▶ Problem statement
Pull out each line of the data that includes the word "What".
------------------------------------
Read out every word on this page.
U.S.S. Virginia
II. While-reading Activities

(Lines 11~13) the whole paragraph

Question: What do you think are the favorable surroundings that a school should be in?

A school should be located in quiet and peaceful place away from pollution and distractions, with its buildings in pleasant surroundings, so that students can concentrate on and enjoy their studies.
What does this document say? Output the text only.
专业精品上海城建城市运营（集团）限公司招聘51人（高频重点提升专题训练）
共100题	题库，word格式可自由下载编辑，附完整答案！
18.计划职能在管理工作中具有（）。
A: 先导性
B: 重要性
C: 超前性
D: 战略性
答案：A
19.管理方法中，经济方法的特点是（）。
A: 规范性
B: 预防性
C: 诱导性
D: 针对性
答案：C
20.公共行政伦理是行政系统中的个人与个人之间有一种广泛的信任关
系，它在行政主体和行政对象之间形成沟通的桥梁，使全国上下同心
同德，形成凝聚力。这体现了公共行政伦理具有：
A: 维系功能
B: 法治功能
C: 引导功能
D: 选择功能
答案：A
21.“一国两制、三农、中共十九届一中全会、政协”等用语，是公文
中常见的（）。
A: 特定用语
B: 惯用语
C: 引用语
------------------------------------
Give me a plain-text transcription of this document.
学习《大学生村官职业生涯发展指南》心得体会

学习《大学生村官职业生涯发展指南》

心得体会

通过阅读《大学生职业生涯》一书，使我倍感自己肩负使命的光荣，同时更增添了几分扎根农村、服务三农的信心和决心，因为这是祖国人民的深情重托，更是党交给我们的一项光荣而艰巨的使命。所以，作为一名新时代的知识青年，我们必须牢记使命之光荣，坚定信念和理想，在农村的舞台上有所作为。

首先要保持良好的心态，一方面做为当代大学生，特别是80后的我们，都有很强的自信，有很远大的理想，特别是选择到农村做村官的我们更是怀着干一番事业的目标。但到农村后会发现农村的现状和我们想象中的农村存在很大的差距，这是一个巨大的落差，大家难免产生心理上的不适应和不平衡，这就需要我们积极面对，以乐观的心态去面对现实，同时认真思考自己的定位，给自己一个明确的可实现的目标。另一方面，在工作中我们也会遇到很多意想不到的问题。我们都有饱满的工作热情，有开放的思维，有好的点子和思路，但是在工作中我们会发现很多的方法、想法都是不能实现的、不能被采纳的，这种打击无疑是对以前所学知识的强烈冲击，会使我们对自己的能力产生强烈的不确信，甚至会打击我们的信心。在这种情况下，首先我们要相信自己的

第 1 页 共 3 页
------------------------------------
▶ Response
Question: What do you think are the favorable surroundings that a school should be in?
What does this document say? Output the text only.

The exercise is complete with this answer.